Look for the string "frac" and copy every line that has it.

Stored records
————————

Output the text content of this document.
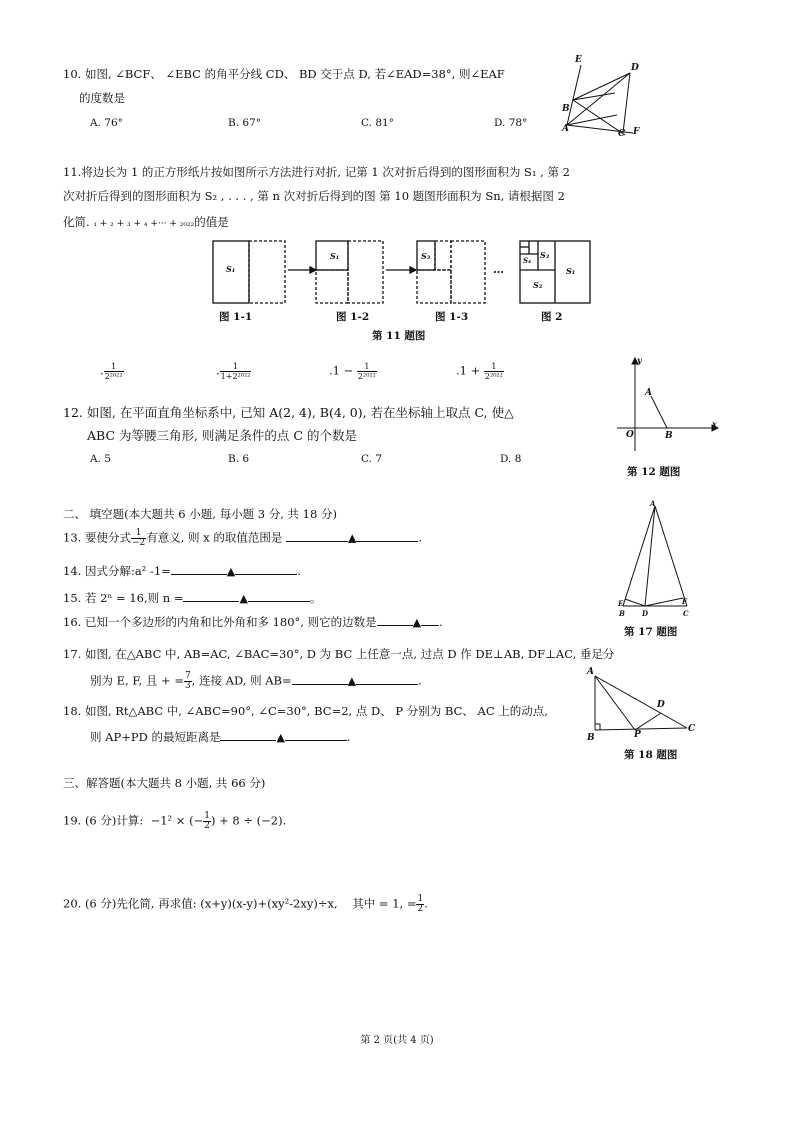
10. 如图, ∠BCF、 ∠EBC 的角平分线 CD、 BD 交于点 D, 若∠EAD=38°, 则∠EAF
的度数是
A. 76°	B. 67°	C. 81°	D. 78°
E
D
B
A	C F
11.将边长为 1 的正方形纸片按如图所示方法进行对折, 记第 1 次对折后得到的图形面积为 S₁ , 第 2
次对折后得到的图形面积为 S₂ , . . . , 第 n 次对折后得到的图 第 10 题图形面积为 Sn, 请根据图 2
化简. ₁ + ₂ + ₃ + ₄ +··· + ₂₀₂₂的值是
S₁
S₁	S₃
…
S₃
S₄
S₁
S₂
图 1-1	图 1-2	图 1-3	图 2
第 11 题图
. $\frac{1}{\text{2²⁰²²}}$	. $\frac{1}{\text{1+2²⁰²²}}$	$.1 - \frac{1}{\text{2²⁰²²}}$	$.1 + \frac{1}{\text{2²⁰²²}}$
12. 如图, 在平面直角坐标系中, 已知 A(2, 4), B(4, 0), 若在坐标轴上取点 C, 使△
ABC 为等腰三角形, 则满足条件的点 C 的个数是
A. 5	B. 6	C. 7	D. 8
y
x
O
A
B
第 12 题图
二、 填空题(本大题共 6 小题, 每小题 3 分, 共 18 分)
13. 要使分式 $\frac{1}{-2}$ 有意义, 则 x 的取值范围是	▲	.
14. 因式分解:a² -1=	▲	.
15. 若 2ⁿ = 16,则 n =	▲	。
16. 已知一个多边形的内角和比外角和多 180°, 则它的边数是	▲ .
A
E	F
B D	C
第 17 题图
17. 如图, 在△ABC 中, AB=AC, ∠BAC=30°, D 为 BC 上任意一点, 过点 D 作 DE⊥AB, DF⊥AC, 垂足分
别为 E, F, 且 + = $\frac{7}{3}$ , 连接 AD, 则 AB=	▲	.
A
D
C
B	P
第 18 题图
18. 如图, Rt△ABC 中, ∠ABC=90°, ∠C=30°, BC=2, 点 D、 P 分别为 BC、 AC 上的动点,
则 AP+PD 的最短距离是	▲	.
三、解答题(本大题共 8 小题, 共 66 分)
19. (6 分)计算: −1² × (− $\frac{1}{2}$ ) + 8 ÷ (−2).
20. (6 分)先化简, 再求值: (x+y)(x-y)+(xy²-2xy)÷x, 其中 = 1, = $\frac{1}{2}$ .
第 2 页(共 4 页)
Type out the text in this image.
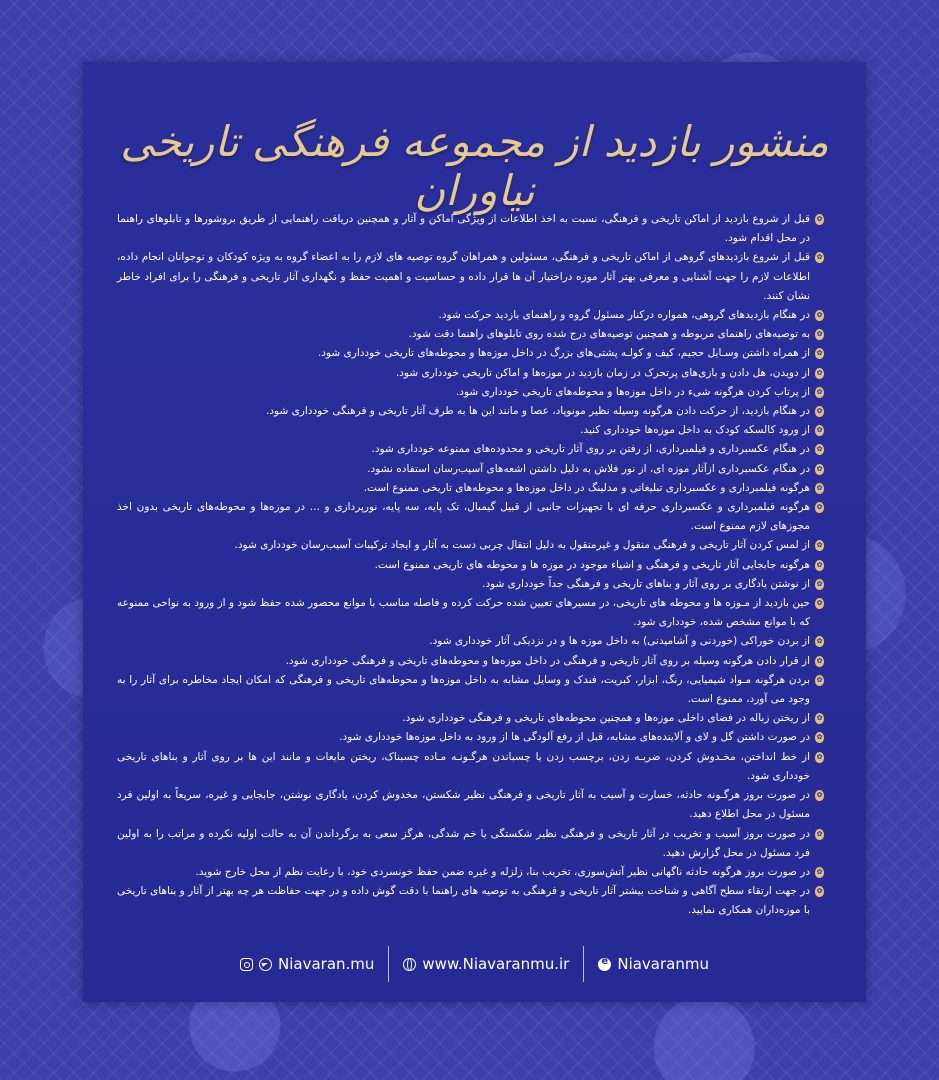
منشور بازدید از مجموعه فرهنگی تاریخی نیاوران

✿
قبل از شروع بازدید از اماکن تاریخی و فرهنگی، نسبت به اخذ اطلاعات از ویژگی اماکن و آثار و همچنین دریافت راهنمایی از طریق بروشورها و تابلوهای راهنما در محل اقدام شود.

✿
قبل از شروع بازدیدهای گروهی از اماکن تاریخی و فرهنگی، مسئولین و همراهان گروه توصیه های لازم را به اعضاء گروه به ویژه کودکان و نوجوانان انجام داده، اطلاعات لازم را جهت آشنایی و معرفی بهتر آثار موزه دراختیار آن ها قرار داده و حساسیت و اهمیت حفظ و نگهداری آثار تاریخی و فرهنگی را برای افراد خاطر نشان کنند.

✿
در هنگام بازدیدهای گروهی، همواره درکنار مسئول گروه و راهنمای بازدید حرکت شود.

✿
به توصیه‌های راهنمای مربوطه و همچنین توصیه‌های درج شده روی تابلوهای راهنما دقت شود.

✿
از همراه داشتن وسـایل حجیم، کیف و کولـه پشتی‌های بزرگ در داخل موزه‌ها و محوطه‌های تاریخی خودداری شود.

✿
از دویدن، هل دادن و بازی‌های پرتحرک در زمان بازدید در موزه‌ها و اماکن تاریخی خودداری شود.

✿
از پرتاب کردن هرگونه شیء در داخل موزه‌ها و محوطه‌های تاریخی خودداری شود.

✿
در هنگام بازدید، از حرکت دادن هرگونه وسیله نظیر مونوپاد، عصا و مانند این ها به طرف آثار تاریخی و فرهنگی خودداری شود.

✿
از ورود کالسکه کودک به داخل موزه‌ها خودداری کنید.

✿
در هنگام عکسبرداری و فیلمبرداری، از رفتن بر روی آثار تاریخی و محدوده‌های ممنوعه خودداری شود.

✿
در هنگام عکسبرداری ازآثار موزه ای، از نور فلاش به دلیل داشتن اشعه‌های آسیب‌رسان استفاده نشود.

✿
هرگونه فیلمبرداری و عکسبرداری تبلیغاتی و مدلینگ در داخل موزه‌ها و محوطه‌های تاریخی ممنوع است.

✿
هرگونه فیلمبرداری و عکسبرداری حرفه ای با تجهیزات جانبی از قبیل گیمبال، تک پایه، سه پایه، نورپردازی و ... در موزه‌ها و محوطه‌های تاریخی بدون اخذ مجوزهای لازم ممنوع است.

✿
از لمس کردن آثار تاریخی و فرهنگی منقول و غیرمنقول به دلیل انتقال چربی دست به آثار و ایجاد ترکیبات آسیب‌رسان خودداری شود.

✿
هرگونه جابجایی آثار تاریخی و فرهنگی و اشیاء موجود در موزه ها و محوطه های تاریخی ممنوع است.

✿
از نوشتن یادگاری بر روی آثار و بناهای تاریخی و فرهنگی جداً خودداری شود.

✿
حین بازدید از مـوزه ها و محوطه های تاریخی، در مسیرهای تعیین شده حرکت کرده و فاصله مناسب با موانع محصور شده حفظ شود و از ورود به نواحی ممنوعه که با موانع مشخص شده، خودداری شود.

✿
از بردن خوراکی (خوردنی و آشامیدنی) به داخل موزه ها و در نزدیکی آثار خودداری شود.

✿
از قرار دادن هرگونه وسیله بر روی آثار تاریخی و فرهنگی در داخل موزه‌ها و محوطه‌های تاریخی و فرهنگی خودداری شود.

✿
بردن هرگونه مـواد شیمیایی، رنگ، ابزار، کبریت، فندک و وسایل مشابه به داخل موزه‌ها و محوطه‌های تاریخی و فرهنگی که امکان ایجاد مخاطره برای آثار را به وجود می آورد، ممنوع است.

✿
از ریختن زباله در فضای داخلی موزه‌ها و همچنین محوطه‌های تاریخی و فرهنگی خودداری شود.

✿
در صورت داشتن گل و لای و آلاینده‌های مشابه، قبل از رفع آلودگی ها از ورود به داخل موزه‌ها خودداری شود.

✿
از خط انداختن، مخـدوش کردن، ضربـه زدن، برچسب زدن یا چسباندن هرگـونـه مـاده چسبناک، ریختن مایعات و مانند این ها بر روی آثار و بناهای تاریخی خودداری شود.

✿
در صورت بروز هرگـونه حادثه، خسارت و آسیب به آثار تاریخی و فرهنگی نظیر شکستن، مخدوش کردن، یادگاری نوشتن، جابجایی و غیره، سریعاً به اولین فرد مسئول در محل اطلاع دهید.

✿
در صورت بروز آسیب و تخریب در آثار تاریخی و فرهنگی نظیر شکستگی یا خم شدگی، هرگز سعی به برگرداندن آن به حالت اولیه نکرده و مراتب را به اولین فرد مسئول در محل گزارش دهید.

✿
در صورت بروز هرگونه حادثه ناگهانی نظیر آتش‌سوزی، تخریب بنا، زلزله و غیره ضمن حفظ خونسردی خود، با رعایت نظم از محل خارج شوید.

✿
در جهت ارتقاء سطح آگاهی و شناخت بیشتر آثار تاریخی و فرهنگی به توصیه های راهنما با دقت گوش داده و در جهت حفاظت هر چه بهتر از آثار و بناهای تاریخی با موزه‌داران همکاری نمایید.

Niavaran.mu	www.Niavaranmu.ir
e	Niavaranmu
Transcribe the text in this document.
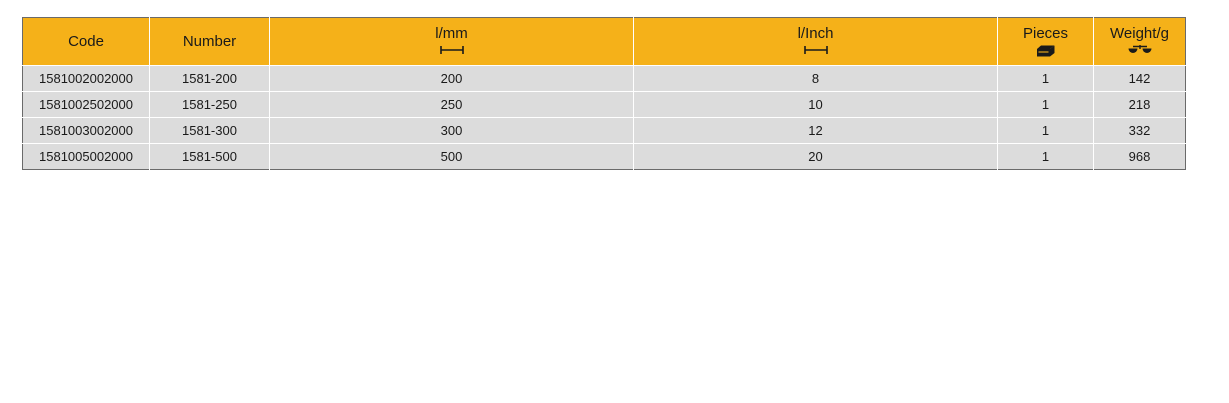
Code	Number	l/mm	l/Inch	Pieces	Weight/g

1581002002000	1581-200	200	8	1	142
1581002502000	1581-250	250	10	1	218
1581003002000	1581-300	300	12	1	332
1581005002000	1581-500	500	20	1	968
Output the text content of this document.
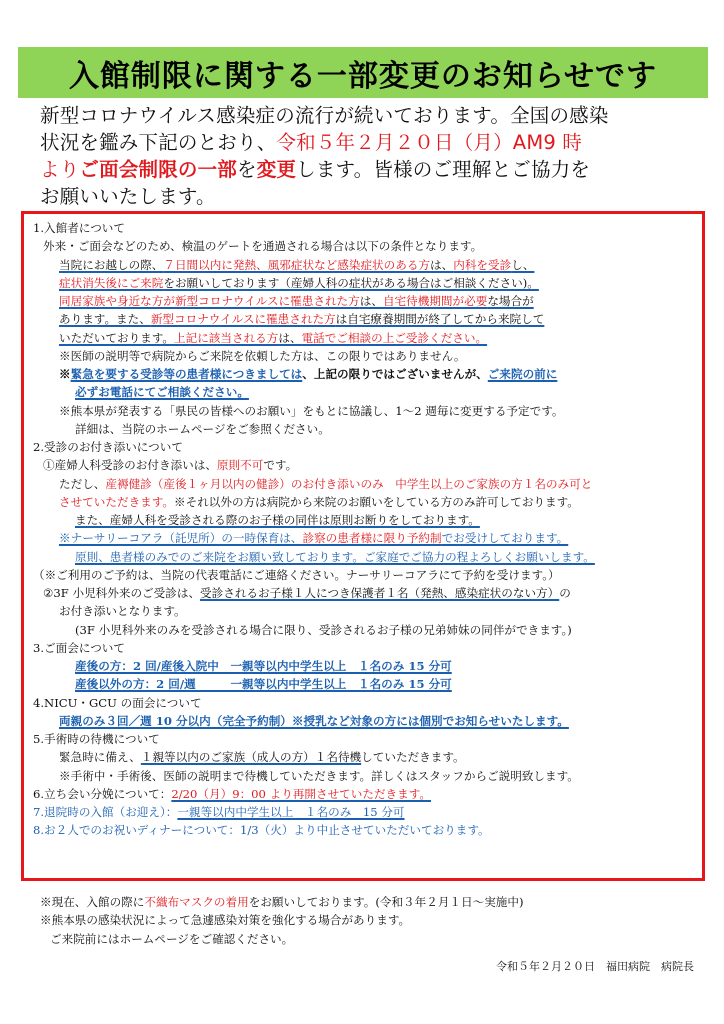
入館制限に関する一部変更のお知らせです
新型コロナウイルス感染症の流行が続いております。全国の感染
状況を鑑み下記のとおり、令和５年２月２０日（月）AM9 時
よりご面会制限の一部を変更します。皆様のご理解とご協力を
お願いいたします。
1.入館者について
外来・ご面会などのため、検温のゲートを通過される場合は以下の条件となります。
当院にお越しの際、７日間以内に発熱、風邪症状など感染症状のある方は、内科を受診し、
症状消失後にご来院をお願いしております（産婦人科の症状がある場合はご相談ください)。
同居家族や身近な方が新型コロナウイルスに罹患された方は、自宅待機期間が必要な場合が
あります。また、新型コロナウイルスに罹患された方は自宅療養期間が終了してから来院して
いただいております。上記に該当される方は、電話でご相談の上ご受診ください。
※医師の説明等で病院からご来院を依頼した方は、この限りではありません。
※緊急を要する受診等の患者様につきましては、上記の限りではございませんが、ご来院の前に
必ずお電話にてご相談ください。
※熊本県が発表する「県民の皆様へのお願い」をもとに協議し、1～2 週毎に変更する予定です。
詳細は、当院のホームページをご参照ください。
2.受診のお付き添いについて
①産婦人科受診のお付き添いは、原則不可です。
ただし、産褥健診（産後１ヶ月以内の健診）のお付き添いのみ　中学生以上のご家族の方１名のみ可と
させていただきます。※それ以外の方は病院から来院のお願いをしている方のみ許可しております。
また、産婦人科を受診される際のお子様の同伴は原則お断りをしております。
※ナーサリーコアラ（託児所）の一時保育は、診察の患者様に限り予約制でお受けしております。
原則、患者様のみでのご来院をお願い致しております。ご家庭でご協力の程よろしくお願いします。
（※ご利用のご予約は、当院の代表電話にご連絡ください。ナーサリーコアラにて予約を受けます。）
②3F 小児科外来のご受診は、受診されるお子様１人につき保護者１名（発熱、感染症状のない方）の
お付き添いとなります。
(3F 小児科外来のみを受診される場合に限り、受診されるお子様の兄弟姉妹の同伴ができます。)
3.ご面会について
産後の方：2 回/産後入院中　一親等以内中学生以上　１名のみ 15 分可
産後以外の方：2 回/週　　　一親等以内中学生以上　１名のみ 15 分可
4.NICU・GCU の面会について
両親のみ３回／週 10 分以内（完全予約制）※授乳など対象の方には個別でお知らせいたします。
5.手術時の待機について
緊急時に備え、１親等以内のご家族（成人の方）１名待機していただきます。
※手術中・手術後、医師の説明まで待機していただきます。詳しくはスタッフからご説明致します。
6.立ち会い分娩について：2/20（月）9：00 より再開させていただきます。
7.退院時の入館（お迎え）：一親等以内中学生以上　１名のみ　15 分可
8.お２人でのお祝いディナーについて：1/3（火）より中止させていただいております。
※現在、入館の際に不織布マスクの着用をお願いしております。(令和３年２月１日～実施中)
※熊本県の感染状況によって急遽感染対策を強化する場合があります。
ご来院前にはホームページをご確認ください。
令和５年２月２０日　福田病院　病院長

————————

Expected answer:
. $\frac{1}{\text{2²⁰²²}}$	. $\frac{1}{\text{1+2²⁰²²}}$	$.1 - \frac{1}{\text{2²⁰²²}}$	$.1 + \frac{1}{\text{2²⁰²²}}$
13. 要使分式 $\frac{1}{-2}$ 有意义, 则 x 的取值范围是	▲	.
别为 E, F, 且 + = $\frac{7}{3}$ , 连接 AD, 则 AB=	▲	.
19. (6 分)计算: −1² × (− $\frac{1}{2}$ ) + 8 ÷ (−2).
20. (6 分)先化简, 再求值: (x+y)(x-y)+(xy²-2xy)÷x, 其中 = 1, = $\frac{1}{2}$ .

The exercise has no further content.